**DO THIS**
Quote every entry word for word.

# Start of EXTRACTED INFORMATION

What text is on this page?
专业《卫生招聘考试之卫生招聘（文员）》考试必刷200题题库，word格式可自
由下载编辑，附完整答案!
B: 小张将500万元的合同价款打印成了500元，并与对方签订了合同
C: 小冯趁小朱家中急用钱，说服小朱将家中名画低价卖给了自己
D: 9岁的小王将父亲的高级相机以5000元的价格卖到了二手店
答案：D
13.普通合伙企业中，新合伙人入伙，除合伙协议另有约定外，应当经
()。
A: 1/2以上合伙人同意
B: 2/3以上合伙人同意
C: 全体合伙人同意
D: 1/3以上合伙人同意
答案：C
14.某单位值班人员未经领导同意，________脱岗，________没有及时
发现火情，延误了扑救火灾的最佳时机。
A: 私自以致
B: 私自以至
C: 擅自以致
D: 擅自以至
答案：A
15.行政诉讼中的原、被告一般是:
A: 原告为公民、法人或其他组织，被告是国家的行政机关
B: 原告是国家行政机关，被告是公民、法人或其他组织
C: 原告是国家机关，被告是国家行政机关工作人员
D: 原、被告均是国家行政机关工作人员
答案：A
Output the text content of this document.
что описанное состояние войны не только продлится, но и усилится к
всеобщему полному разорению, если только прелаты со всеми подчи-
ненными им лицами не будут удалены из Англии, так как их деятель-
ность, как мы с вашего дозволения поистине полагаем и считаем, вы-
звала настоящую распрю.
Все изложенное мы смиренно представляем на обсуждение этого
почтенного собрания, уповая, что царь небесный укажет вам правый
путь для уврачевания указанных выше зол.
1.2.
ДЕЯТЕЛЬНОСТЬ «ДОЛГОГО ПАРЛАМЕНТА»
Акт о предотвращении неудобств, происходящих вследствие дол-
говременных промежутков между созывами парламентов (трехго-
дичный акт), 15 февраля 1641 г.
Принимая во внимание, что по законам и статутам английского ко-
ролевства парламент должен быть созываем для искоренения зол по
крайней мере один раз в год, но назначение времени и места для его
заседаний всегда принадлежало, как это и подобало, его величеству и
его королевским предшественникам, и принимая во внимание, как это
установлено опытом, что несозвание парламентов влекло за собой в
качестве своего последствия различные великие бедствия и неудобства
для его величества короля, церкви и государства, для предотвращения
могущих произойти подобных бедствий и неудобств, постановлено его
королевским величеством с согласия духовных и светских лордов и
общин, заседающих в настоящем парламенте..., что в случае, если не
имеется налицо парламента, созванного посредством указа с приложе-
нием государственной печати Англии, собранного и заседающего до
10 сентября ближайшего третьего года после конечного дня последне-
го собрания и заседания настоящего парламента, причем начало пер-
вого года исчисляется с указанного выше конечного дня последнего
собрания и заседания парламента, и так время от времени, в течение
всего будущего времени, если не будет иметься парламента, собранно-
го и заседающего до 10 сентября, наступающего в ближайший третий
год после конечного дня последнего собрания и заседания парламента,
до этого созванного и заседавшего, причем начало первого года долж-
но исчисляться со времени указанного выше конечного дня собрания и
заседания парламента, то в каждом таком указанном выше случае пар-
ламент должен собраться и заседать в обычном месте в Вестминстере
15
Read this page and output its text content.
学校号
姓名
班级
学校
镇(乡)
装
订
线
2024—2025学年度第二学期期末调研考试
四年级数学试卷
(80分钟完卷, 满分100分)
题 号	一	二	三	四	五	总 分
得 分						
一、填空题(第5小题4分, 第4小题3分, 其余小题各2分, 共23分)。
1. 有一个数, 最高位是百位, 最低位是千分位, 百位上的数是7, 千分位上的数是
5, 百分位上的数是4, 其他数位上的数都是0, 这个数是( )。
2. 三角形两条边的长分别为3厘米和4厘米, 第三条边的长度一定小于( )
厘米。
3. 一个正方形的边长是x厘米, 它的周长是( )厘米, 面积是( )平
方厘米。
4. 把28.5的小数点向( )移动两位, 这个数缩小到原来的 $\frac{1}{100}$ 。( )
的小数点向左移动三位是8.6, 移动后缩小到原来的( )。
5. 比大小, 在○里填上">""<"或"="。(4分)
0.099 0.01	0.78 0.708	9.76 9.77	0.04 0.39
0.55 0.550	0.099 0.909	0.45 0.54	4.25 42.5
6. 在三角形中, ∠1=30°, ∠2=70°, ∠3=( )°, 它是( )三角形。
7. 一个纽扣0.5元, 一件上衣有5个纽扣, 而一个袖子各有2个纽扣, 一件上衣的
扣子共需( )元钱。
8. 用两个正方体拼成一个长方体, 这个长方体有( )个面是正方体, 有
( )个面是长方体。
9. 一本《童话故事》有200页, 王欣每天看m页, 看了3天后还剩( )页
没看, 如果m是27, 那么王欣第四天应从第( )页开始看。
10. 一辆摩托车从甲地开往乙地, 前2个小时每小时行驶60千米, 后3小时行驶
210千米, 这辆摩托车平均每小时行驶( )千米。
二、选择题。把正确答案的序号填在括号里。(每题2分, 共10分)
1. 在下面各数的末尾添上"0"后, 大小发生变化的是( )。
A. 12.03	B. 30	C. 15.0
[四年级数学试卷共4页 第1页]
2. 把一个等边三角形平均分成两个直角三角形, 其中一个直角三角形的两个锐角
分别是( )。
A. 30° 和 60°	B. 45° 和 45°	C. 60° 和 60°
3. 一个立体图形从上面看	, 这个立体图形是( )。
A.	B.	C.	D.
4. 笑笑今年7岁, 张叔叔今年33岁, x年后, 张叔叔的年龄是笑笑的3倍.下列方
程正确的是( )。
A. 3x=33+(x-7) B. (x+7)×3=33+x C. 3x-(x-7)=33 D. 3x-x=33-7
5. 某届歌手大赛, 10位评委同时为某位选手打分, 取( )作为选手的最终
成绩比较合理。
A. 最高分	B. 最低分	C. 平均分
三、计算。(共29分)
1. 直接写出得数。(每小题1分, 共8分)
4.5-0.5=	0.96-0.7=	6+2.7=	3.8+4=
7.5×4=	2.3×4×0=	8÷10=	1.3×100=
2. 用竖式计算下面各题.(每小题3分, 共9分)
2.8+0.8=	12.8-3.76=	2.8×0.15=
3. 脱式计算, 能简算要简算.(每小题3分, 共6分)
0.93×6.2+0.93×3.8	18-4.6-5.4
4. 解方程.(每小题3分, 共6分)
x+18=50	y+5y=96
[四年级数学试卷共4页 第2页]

# End of EXTRACTED INFORMATION

**THE RESULT**
What text is on this page?
专业《卫生招聘考试之卫生招聘（文员）》考试必刷200题题库，word格式可自
由下载编辑，附完整答案!
B: 小张将500万元的合同价款打印成了500元，并与对方签订了合同
C: 小冯趁小朱家中急用钱，说服小朱将家中名画低价卖给了自己
D: 9岁的小王将父亲的高级相机以5000元的价格卖到了二手店
答案：D
13.普通合伙企业中，新合伙人入伙，除合伙协议另有约定外，应当经
()。
A: 1/2以上合伙人同意
B: 2/3以上合伙人同意
C: 全体合伙人同意
D: 1/3以上合伙人同意
答案：C
14.某单位值班人员未经领导同意，________脱岗，________没有及时
发现火情，延误了扑救火灾的最佳时机。
A: 私自以致
B: 私自以至
C: 擅自以致
D: 擅自以至
答案：A
15.行政诉讼中的原、被告一般是:
A: 原告为公民、法人或其他组织，被告是国家的行政机关
B: 原告是国家行政机关，被告是公民、法人或其他组织
C: 原告是国家机关，被告是国家行政机关工作人员
D: 原、被告均是国家行政机关工作人员
答案：A
Output the text content of this document.
что описанное состояние войны не только продлится, но и усилится к
всеобщему полному разорению, если только прелаты со всеми подчи-
ненными им лицами не будут удалены из Англии, так как их деятель-
ность, как мы с вашего дозволения поистине полагаем и считаем, вы-
звала настоящую распрю.
Все изложенное мы смиренно представляем на обсуждение этого
почтенного собрания, уповая, что царь небесный укажет вам правый
путь для уврачевания указанных выше зол.
1.2.
ДЕЯТЕЛЬНОСТЬ «ДОЛГОГО ПАРЛАМЕНТА»
Акт о предотвращении неудобств, происходящих вследствие дол-
говременных промежутков между созывами парламентов (трехго-
дичный акт), 15 февраля 1641 г.
Принимая во внимание, что по законам и статутам английского ко-
ролевства парламент должен быть созываем для искоренения зол по
крайней мере один раз в год, но назначение времени и места для его
заседаний всегда принадлежало, как это и подобало, его величеству и
его королевским предшественникам, и принимая во внимание, как это
установлено опытом, что несозвание парламентов влекло за собой в
качестве своего последствия различные великие бедствия и неудобства
для его величества короля, церкви и государства, для предотвращения
могущих произойти подобных бедствий и неудобств, постановлено его
королевским величеством с согласия духовных и светских лордов и
общин, заседающих в настоящем парламенте..., что в случае, если не
имеется налицо парламента, созванного посредством указа с приложе-
нием государственной печати Англии, собранного и заседающего до
10 сентября ближайшего третьего года после конечного дня последне-
го собрания и заседания настоящего парламента, причем начало пер-
вого года исчисляется с указанного выше конечного дня последнего
собрания и заседания парламента, и так время от времени, в течение
всего будущего времени, если не будет иметься парламента, собранно-
го и заседающего до 10 сентября, наступающего в ближайший третий
год после конечного дня последнего собрания и заседания парламента,
до этого созванного и заседавшего, причем начало первого года долж-
но исчисляться со времени указанного выше конечного дня собрания и
заседания парламента, то в каждом таком указанном выше случае пар-
ламент должен собраться и заседать в обычном месте в Вестминстере
15
Read this page and output its text content.
学校号
姓名
班级
学校
镇(乡)
装
订
线
2024—2025学年度第二学期期末调研考试
四年级数学试卷
(80分钟完卷, 满分100分)
题 号	一	二	三	四	五	总 分
得 分						
一、填空题(第5小题4分, 第4小题3分, 其余小题各2分, 共23分)。
1. 有一个数, 最高位是百位, 最低位是千分位, 百位上的数是7, 千分位上的数是
5, 百分位上的数是4, 其他数位上的数都是0, 这个数是( )。
2. 三角形两条边的长分别为3厘米和4厘米, 第三条边的长度一定小于( )
厘米。
3. 一个正方形的边长是x厘米, 它的周长是( )厘米, 面积是( )平
方厘米。
4. 把28.5的小数点向( )移动两位, 这个数缩小到原来的 $\frac{1}{100}$ 。( )
的小数点向左移动三位是8.6, 移动后缩小到原来的( )。
5. 比大小, 在○里填上">""<"或"="。(4分)
0.099 0.01	0.78 0.708	9.76 9.77	0.04 0.39
0.55 0.550	0.099 0.909	0.45 0.54	4.25 42.5
6. 在三角形中, ∠1=30°, ∠2=70°, ∠3=( )°, 它是( )三角形。
7. 一个纽扣0.5元, 一件上衣有5个纽扣, 而一个袖子各有2个纽扣, 一件上衣的
扣子共需( )元钱。
8. 用两个正方体拼成一个长方体, 这个长方体有( )个面是正方体, 有
( )个面是长方体。
9. 一本《童话故事》有200页, 王欣每天看m页, 看了3天后还剩( )页
没看, 如果m是27, 那么王欣第四天应从第( )页开始看。
10. 一辆摩托车从甲地开往乙地, 前2个小时每小时行驶60千米, 后3小时行驶
210千米, 这辆摩托车平均每小时行驶( )千米。
二、选择题。把正确答案的序号填在括号里。(每题2分, 共10分)
1. 在下面各数的末尾添上"0"后, 大小发生变化的是( )。
A. 12.03	B. 30	C. 15.0
[四年级数学试卷共4页 第1页]
2. 把一个等边三角形平均分成两个直角三角形, 其中一个直角三角形的两个锐角
分别是( )。
A. 30° 和 60°	B. 45° 和 45°	C. 60° 和 60°
3. 一个立体图形从上面看	, 这个立体图形是( )。
A.	B.	C.	D.
4. 笑笑今年7岁, 张叔叔今年33岁, x年后, 张叔叔的年龄是笑笑的3倍.下列方
程正确的是( )。
A. 3x=33+(x-7) B. (x+7)×3=33+x C. 3x-(x-7)=33 D. 3x-x=33-7
5. 某届歌手大赛, 10位评委同时为某位选手打分, 取( )作为选手的最终
成绩比较合理。
A. 最高分	B. 最低分	C. 平均分
三、计算。(共29分)
1. 直接写出得数。(每小题1分, 共8分)
4.5-0.5=	0.96-0.7=	6+2.7=	3.8+4=
7.5×4=	2.3×4×0=	8÷10=	1.3×100=
2. 用竖式计算下面各题.(每小题3分, 共9分)
2.8+0.8=	12.8-3.76=	2.8×0.15=
3. 脱式计算, 能简算要简算.(每小题3分, 共6分)
0.93×6.2+0.93×3.8	18-4.6-5.4
4. 解方程.(每小题3分, 共6分)
x+18=50	y+5y=96
[四年级数学试卷共4页 第2页]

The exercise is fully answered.